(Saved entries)
* * *

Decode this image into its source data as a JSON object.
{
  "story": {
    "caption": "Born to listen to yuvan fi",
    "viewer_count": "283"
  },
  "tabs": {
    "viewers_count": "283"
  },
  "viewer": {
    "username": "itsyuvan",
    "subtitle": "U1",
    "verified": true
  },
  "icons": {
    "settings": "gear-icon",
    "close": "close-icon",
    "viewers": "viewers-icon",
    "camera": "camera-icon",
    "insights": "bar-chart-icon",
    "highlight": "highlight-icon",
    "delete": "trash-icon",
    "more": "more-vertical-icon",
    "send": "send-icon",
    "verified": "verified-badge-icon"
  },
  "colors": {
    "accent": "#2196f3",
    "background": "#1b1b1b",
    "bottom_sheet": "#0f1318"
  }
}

* * *

- _What you are asked to do_
Transcribe every entry word for word.

- _Answer below_
Decode this image into its source data as a JSON object.
{
  "story": {
    "caption": "Born to listen to yuvan fi",
    "viewer_count": "283"
  },
  "tabs": {
    "viewers_count": "283"
  },
  "viewer": {
    "username": "itsyuvan",
    "subtitle": "U1",
    "verified": true
  },
  "icons": {
    "settings": "gear-icon",
    "close": "close-icon",
    "viewers": "viewers-icon",
    "camera": "camera-icon",
    "insights": "bar-chart-icon",
    "highlight": "highlight-icon",
    "delete": "trash-icon",
    "more": "more-vertical-icon",
    "send": "send-icon",
    "verified": "verified-badge-icon"
  },
  "colors": {
    "accent": "#2196f3",
    "background": "#1b1b1b",
    "bottom_sheet": "#0f1318"
  }
}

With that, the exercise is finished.